— begin Source material —

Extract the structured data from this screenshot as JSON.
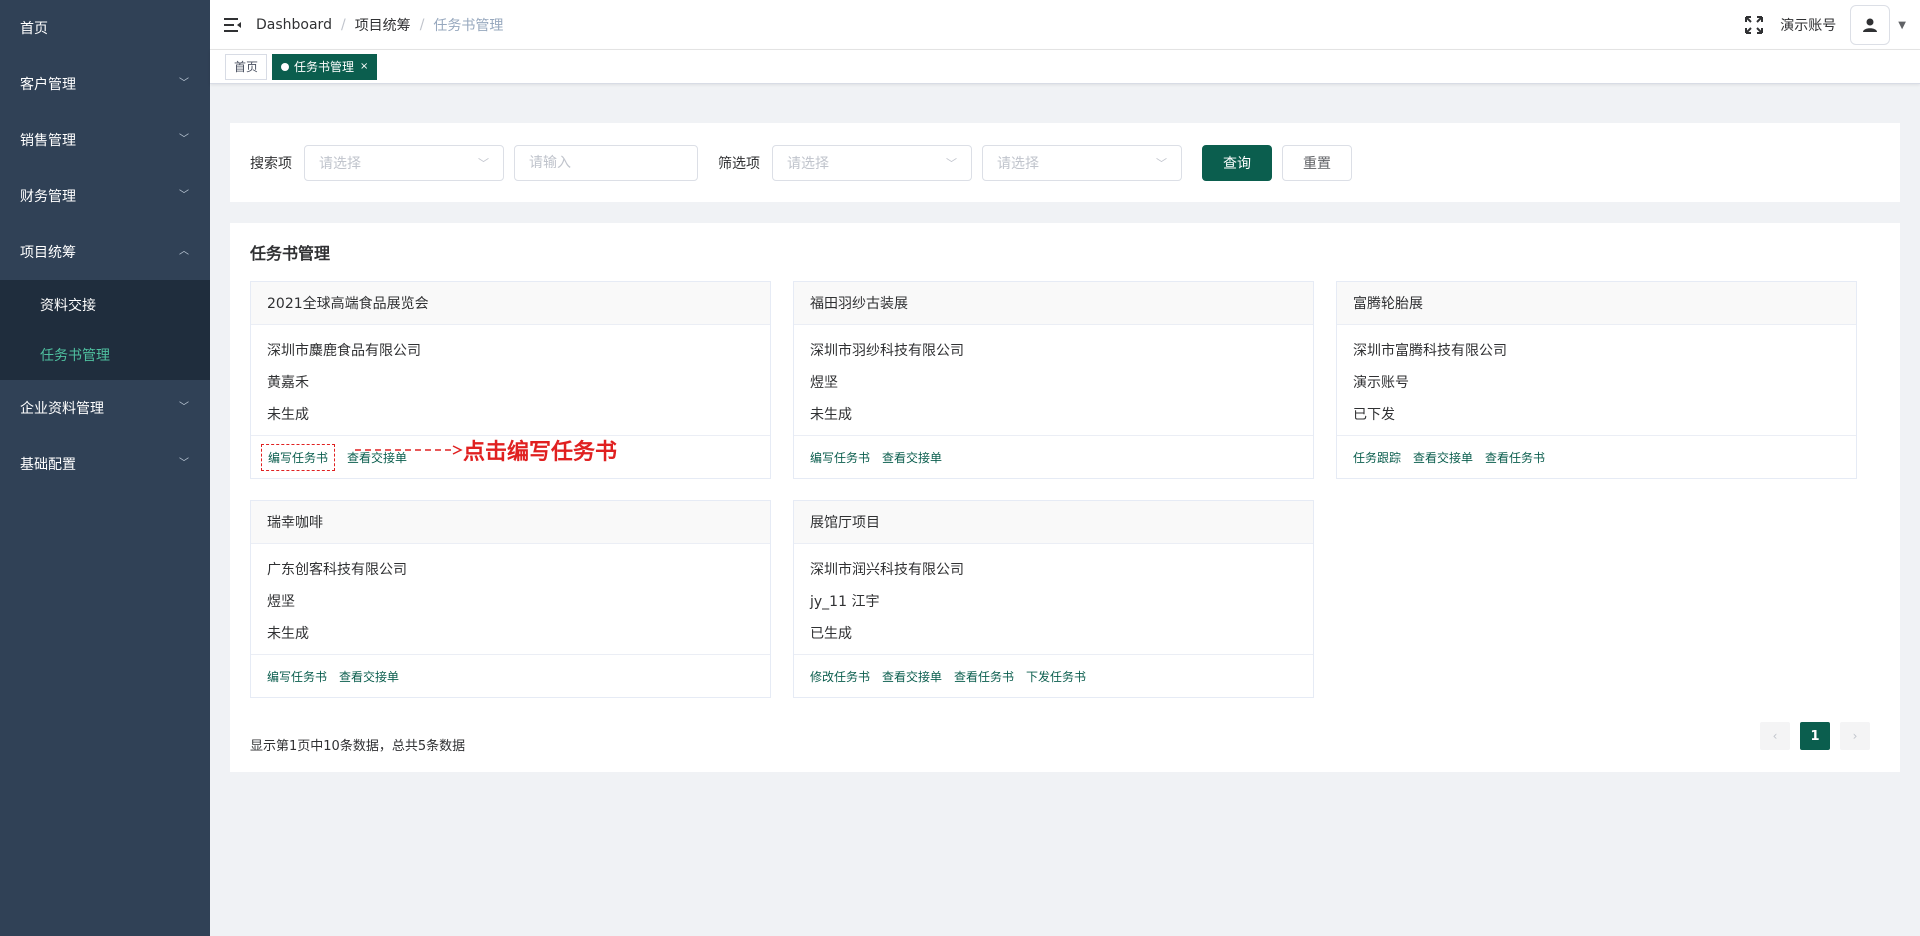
{
  "sidebar": {
    "items": [
      {
        "label": "首页",
        "has_children": false
      },
      {
        "label": "客户管理",
        "has_children": true
      },
      {
        "label": "销售管理",
        "has_children": true
      },
      {
        "label": "财务管理",
        "has_children": true
      },
      {
        "label": "项目统筹",
        "has_children": true,
        "expanded": true
      },
      {
        "label": "企业资料管理",
        "has_children": true
      },
      {
        "label": "基础配置",
        "has_children": true
      }
    ],
    "submenu": [
      {
        "label": "资料交接",
        "active": false
      },
      {
        "label": "任务书管理",
        "active": true
      }
    ]
  },
  "header": {
    "breadcrumb": [
      "Dashboard",
      "项目统筹",
      "任务书管理"
    ],
    "user_name": "演示账号"
  },
  "tags": [
    {
      "label": "首页",
      "active": false
    },
    {
      "label": "任务书管理",
      "active": true,
      "close": "×"
    }
  ],
  "search": {
    "search_label": "搜索项",
    "search_select_placeholder": "请选择",
    "search_input_placeholder": "请输入",
    "filter_label": "筛选项",
    "filter_select1_placeholder": "请选择",
    "filter_select2_placeholder": "请选择",
    "query_button": "查询",
    "reset_button": "重置"
  },
  "list": {
    "title": "任务书管理",
    "cards": [
      {
        "title": "2021全球高端食品展览会",
        "company": "深圳市麋鹿食品有限公司",
        "person": "黄嘉禾",
        "status": "未生成",
        "actions": [
          "编写任务书",
          "查看交接单"
        ]
      },
      {
        "title": "福田羽纱古装展",
        "company": "深圳市羽纱科技有限公司",
        "person": "煜坚",
        "status": "未生成",
        "actions": [
          "编写任务书",
          "查看交接单"
        ]
      },
      {
        "title": "富腾轮胎展",
        "company": "深圳市富腾科技有限公司",
        "person": "演示账号",
        "status": "已下发",
        "actions": [
          "任务跟踪",
          "查看交接单",
          "查看任务书"
        ]
      },
      {
        "title": "瑞幸咖啡",
        "company": "广东创客科技有限公司",
        "person": "煜坚",
        "status": "未生成",
        "actions": [
          "编写任务书",
          "查看交接单"
        ]
      },
      {
        "title": "展馆厅项目",
        "company": "深圳市润兴科技有限公司",
        "person": "jy_11 江宇",
        "status": "已生成",
        "actions": [
          "修改任务书",
          "查看交接单",
          "查看任务书",
          "下发任务书"
        ]
      }
    ],
    "annotation": "点击编写任务书",
    "page_info": "显示第1页中10条数据，总共5条数据",
    "current_page": "1"
  },
  "colors": {
    "primary": "#0b5e4e",
    "sidebar_bg": "#304156",
    "annotation": "#e02020"
  }
}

— end Source material —

Objective:
The entries above are to be returned exactly, without their pictures.

The answer:
Extract the structured data from this screenshot as JSON.
{
  "sidebar": {
    "items": [
      {
        "label": "首页",
        "has_children": false
      },
      {
        "label": "客户管理",
        "has_children": true
      },
      {
        "label": "销售管理",
        "has_children": true
      },
      {
        "label": "财务管理",
        "has_children": true
      },
      {
        "label": "项目统筹",
        "has_children": true,
        "expanded": true
      },
      {
        "label": "企业资料管理",
        "has_children": true
      },
      {
        "label": "基础配置",
        "has_children": true
      }
    ],
    "submenu": [
      {
        "label": "资料交接",
        "active": false
      },
      {
        "label": "任务书管理",
        "active": true
      }
    ]
  },
  "header": {
    "breadcrumb": [
      "Dashboard",
      "项目统筹",
      "任务书管理"
    ],
    "user_name": "演示账号"
  },
  "tags": [
    {
      "label": "首页",
      "active": false
    },
    {
      "label": "任务书管理",
      "active": true,
      "close": "×"
    }
  ],
  "search": {
    "search_label": "搜索项",
    "search_select_placeholder": "请选择",
    "search_input_placeholder": "请输入",
    "filter_label": "筛选项",
    "filter_select1_placeholder": "请选择",
    "filter_select2_placeholder": "请选择",
    "query_button": "查询",
    "reset_button": "重置"
  },
  "list": {
    "title": "任务书管理",
    "cards": [
      {
        "title": "2021全球高端食品展览会",
        "company": "深圳市麋鹿食品有限公司",
        "person": "黄嘉禾",
        "status": "未生成",
        "actions": [
          "编写任务书",
          "查看交接单"
        ]
      },
      {
        "title": "福田羽纱古装展",
        "company": "深圳市羽纱科技有限公司",
        "person": "煜坚",
        "status": "未生成",
        "actions": [
          "编写任务书",
          "查看交接单"
        ]
      },
      {
        "title": "富腾轮胎展",
        "company": "深圳市富腾科技有限公司",
        "person": "演示账号",
        "status": "已下发",
        "actions": [
          "任务跟踪",
          "查看交接单",
          "查看任务书"
        ]
      },
      {
        "title": "瑞幸咖啡",
        "company": "广东创客科技有限公司",
        "person": "煜坚",
        "status": "未生成",
        "actions": [
          "编写任务书",
          "查看交接单"
        ]
      },
      {
        "title": "展馆厅项目",
        "company": "深圳市润兴科技有限公司",
        "person": "jy_11 江宇",
        "status": "已生成",
        "actions": [
          "修改任务书",
          "查看交接单",
          "查看任务书",
          "下发任务书"
        ]
      }
    ],
    "annotation": "点击编写任务书",
    "page_info": "显示第1页中10条数据，总共5条数据",
    "current_page": "1"
  },
  "colors": {
    "primary": "#0b5e4e",
    "sidebar_bg": "#304156",
    "annotation": "#e02020"
  }
}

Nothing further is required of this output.